Take every line from the listing below that contains "with".

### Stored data
* * * * * * *

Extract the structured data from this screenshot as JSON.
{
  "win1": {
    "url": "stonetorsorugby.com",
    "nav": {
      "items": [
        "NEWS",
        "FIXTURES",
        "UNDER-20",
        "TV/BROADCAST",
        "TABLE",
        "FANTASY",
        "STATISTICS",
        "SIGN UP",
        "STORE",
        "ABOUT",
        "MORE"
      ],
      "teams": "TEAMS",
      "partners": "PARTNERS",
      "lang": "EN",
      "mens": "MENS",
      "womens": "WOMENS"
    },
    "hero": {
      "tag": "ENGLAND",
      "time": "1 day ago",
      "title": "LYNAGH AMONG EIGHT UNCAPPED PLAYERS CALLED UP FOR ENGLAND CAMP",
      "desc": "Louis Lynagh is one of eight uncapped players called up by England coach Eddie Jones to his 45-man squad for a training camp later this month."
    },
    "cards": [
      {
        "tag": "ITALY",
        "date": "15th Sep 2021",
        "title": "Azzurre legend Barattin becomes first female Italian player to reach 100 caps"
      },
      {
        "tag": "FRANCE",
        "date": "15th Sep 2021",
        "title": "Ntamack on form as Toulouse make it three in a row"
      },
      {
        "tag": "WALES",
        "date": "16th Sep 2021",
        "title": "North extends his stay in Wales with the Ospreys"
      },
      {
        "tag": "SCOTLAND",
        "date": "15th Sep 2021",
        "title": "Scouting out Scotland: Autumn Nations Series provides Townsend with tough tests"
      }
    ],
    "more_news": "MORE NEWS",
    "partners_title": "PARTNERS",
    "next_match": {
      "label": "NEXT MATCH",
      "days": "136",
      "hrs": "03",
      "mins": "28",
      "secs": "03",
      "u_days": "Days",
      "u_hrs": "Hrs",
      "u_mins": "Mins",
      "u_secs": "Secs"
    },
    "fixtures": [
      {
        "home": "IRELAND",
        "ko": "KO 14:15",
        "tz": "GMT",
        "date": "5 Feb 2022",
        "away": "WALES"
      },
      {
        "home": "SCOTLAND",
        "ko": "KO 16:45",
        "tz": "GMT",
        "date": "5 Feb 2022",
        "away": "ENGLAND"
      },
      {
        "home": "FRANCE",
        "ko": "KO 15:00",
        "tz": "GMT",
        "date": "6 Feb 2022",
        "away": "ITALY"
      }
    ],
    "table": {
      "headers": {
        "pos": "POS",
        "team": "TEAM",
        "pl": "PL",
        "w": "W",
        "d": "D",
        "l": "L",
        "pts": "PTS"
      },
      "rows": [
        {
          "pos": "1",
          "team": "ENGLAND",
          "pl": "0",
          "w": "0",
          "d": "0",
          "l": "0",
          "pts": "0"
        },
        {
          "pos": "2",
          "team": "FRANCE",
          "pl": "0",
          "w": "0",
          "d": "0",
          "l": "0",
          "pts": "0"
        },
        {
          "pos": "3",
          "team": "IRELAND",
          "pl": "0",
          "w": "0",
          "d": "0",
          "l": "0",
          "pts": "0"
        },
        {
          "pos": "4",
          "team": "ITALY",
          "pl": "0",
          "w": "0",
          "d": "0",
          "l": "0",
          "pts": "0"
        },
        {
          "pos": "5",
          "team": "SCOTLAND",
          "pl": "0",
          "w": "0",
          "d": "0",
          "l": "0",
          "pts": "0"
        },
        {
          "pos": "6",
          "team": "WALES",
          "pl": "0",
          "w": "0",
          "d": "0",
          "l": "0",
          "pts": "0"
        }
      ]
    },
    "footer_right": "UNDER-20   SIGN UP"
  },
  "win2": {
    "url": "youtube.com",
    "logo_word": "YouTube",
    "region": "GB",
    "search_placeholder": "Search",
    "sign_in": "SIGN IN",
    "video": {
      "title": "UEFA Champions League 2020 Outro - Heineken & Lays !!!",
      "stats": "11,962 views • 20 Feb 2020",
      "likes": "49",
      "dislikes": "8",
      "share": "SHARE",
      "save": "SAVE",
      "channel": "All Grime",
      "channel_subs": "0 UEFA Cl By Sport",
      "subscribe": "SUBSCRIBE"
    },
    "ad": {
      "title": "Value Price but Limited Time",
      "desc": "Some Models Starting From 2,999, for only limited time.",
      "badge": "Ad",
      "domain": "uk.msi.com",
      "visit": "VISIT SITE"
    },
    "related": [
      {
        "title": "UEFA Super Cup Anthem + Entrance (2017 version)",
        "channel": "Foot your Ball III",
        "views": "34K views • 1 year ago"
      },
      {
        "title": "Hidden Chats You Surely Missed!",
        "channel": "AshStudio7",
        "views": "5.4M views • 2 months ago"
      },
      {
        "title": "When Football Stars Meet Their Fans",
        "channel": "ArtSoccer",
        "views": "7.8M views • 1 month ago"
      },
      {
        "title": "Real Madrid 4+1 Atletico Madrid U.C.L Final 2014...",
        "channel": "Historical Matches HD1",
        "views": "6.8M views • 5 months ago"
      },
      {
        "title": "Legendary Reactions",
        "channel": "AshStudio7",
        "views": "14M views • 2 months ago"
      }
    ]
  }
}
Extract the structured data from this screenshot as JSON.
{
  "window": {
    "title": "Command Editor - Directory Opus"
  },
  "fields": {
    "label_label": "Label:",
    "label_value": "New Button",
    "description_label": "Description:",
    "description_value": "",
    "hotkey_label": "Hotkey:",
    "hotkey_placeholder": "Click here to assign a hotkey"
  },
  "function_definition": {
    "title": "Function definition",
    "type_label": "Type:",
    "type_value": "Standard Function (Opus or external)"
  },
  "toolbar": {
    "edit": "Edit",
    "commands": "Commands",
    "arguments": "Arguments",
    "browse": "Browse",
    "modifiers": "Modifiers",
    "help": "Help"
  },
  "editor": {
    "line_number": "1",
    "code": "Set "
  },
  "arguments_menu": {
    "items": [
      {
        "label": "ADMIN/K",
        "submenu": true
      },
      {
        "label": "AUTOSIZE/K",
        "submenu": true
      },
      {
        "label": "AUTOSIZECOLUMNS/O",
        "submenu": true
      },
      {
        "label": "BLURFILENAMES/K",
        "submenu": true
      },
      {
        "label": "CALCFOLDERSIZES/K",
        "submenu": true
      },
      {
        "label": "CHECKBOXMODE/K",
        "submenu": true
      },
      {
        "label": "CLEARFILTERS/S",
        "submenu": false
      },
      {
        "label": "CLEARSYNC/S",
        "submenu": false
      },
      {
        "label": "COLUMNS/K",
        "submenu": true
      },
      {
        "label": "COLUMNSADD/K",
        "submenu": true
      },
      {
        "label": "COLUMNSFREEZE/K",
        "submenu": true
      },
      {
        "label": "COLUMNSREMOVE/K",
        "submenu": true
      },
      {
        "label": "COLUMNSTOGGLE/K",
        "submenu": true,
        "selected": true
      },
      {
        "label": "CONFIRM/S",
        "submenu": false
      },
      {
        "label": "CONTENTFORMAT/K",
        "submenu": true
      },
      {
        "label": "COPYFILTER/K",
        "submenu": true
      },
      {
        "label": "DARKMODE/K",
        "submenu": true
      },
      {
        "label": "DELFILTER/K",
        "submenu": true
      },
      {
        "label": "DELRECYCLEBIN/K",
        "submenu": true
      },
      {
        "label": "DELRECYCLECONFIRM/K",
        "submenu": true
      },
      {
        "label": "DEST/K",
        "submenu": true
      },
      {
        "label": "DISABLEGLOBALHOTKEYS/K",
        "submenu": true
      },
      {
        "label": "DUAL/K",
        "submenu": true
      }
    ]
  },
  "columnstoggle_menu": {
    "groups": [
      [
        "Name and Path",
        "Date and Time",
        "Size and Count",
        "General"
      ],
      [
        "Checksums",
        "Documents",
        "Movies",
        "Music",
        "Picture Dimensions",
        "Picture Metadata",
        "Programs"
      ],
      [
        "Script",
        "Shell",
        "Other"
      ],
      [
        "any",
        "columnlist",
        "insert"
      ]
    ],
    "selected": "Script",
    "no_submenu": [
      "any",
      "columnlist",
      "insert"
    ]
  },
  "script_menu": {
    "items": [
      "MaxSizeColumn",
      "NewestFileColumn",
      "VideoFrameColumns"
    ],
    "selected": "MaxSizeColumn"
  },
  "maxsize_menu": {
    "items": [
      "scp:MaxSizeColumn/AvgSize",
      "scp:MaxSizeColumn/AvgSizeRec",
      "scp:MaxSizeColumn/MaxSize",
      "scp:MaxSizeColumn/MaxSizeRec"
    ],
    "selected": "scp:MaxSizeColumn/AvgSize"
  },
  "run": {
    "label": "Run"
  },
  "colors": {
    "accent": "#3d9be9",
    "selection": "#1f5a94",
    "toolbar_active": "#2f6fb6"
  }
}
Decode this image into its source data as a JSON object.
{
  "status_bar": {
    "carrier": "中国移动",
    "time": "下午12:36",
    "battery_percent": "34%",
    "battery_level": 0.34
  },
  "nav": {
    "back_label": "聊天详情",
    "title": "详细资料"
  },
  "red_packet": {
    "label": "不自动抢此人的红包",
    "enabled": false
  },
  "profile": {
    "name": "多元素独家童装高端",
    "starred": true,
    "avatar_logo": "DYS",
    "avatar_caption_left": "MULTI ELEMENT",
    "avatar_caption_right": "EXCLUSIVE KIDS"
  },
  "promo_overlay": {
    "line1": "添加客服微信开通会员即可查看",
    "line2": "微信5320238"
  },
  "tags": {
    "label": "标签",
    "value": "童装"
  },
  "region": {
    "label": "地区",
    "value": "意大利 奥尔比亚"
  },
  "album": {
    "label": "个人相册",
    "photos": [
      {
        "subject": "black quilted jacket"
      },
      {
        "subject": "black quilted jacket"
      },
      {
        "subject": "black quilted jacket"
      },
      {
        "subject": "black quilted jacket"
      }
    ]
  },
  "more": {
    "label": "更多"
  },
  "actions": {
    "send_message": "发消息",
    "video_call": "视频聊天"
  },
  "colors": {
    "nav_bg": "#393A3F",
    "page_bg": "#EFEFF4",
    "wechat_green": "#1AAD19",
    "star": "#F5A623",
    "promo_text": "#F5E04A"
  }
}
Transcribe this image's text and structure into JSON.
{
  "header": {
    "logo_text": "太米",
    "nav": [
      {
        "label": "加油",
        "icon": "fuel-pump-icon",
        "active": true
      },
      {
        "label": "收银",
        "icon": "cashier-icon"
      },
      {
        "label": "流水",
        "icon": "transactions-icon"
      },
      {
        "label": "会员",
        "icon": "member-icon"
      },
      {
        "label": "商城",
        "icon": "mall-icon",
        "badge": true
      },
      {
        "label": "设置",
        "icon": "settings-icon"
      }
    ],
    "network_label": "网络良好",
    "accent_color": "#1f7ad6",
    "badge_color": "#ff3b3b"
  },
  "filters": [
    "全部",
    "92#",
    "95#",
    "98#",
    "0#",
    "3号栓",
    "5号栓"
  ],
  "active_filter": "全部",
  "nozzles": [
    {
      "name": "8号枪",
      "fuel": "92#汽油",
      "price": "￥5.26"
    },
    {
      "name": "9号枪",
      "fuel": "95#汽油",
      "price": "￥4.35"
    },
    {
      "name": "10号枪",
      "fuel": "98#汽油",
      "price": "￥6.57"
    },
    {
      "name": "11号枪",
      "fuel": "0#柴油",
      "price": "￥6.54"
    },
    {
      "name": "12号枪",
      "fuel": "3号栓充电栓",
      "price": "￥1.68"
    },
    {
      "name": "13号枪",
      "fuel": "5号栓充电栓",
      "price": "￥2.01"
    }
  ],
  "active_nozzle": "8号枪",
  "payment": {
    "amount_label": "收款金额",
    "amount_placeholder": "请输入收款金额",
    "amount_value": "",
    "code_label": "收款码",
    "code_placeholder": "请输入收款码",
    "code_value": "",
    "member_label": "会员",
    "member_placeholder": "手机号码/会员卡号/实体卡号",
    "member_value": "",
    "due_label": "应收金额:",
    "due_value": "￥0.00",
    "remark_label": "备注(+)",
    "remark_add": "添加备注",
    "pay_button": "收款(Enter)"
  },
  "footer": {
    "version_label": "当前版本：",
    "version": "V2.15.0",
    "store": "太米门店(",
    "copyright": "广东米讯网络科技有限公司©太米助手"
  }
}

* * * * * * *

### TASK RESULT
        "title": "North extends his stay in Wales with the Ospreys"
        "title": "Scouting out Scotland: Autumn Nations Series provides Townsend with tough tests"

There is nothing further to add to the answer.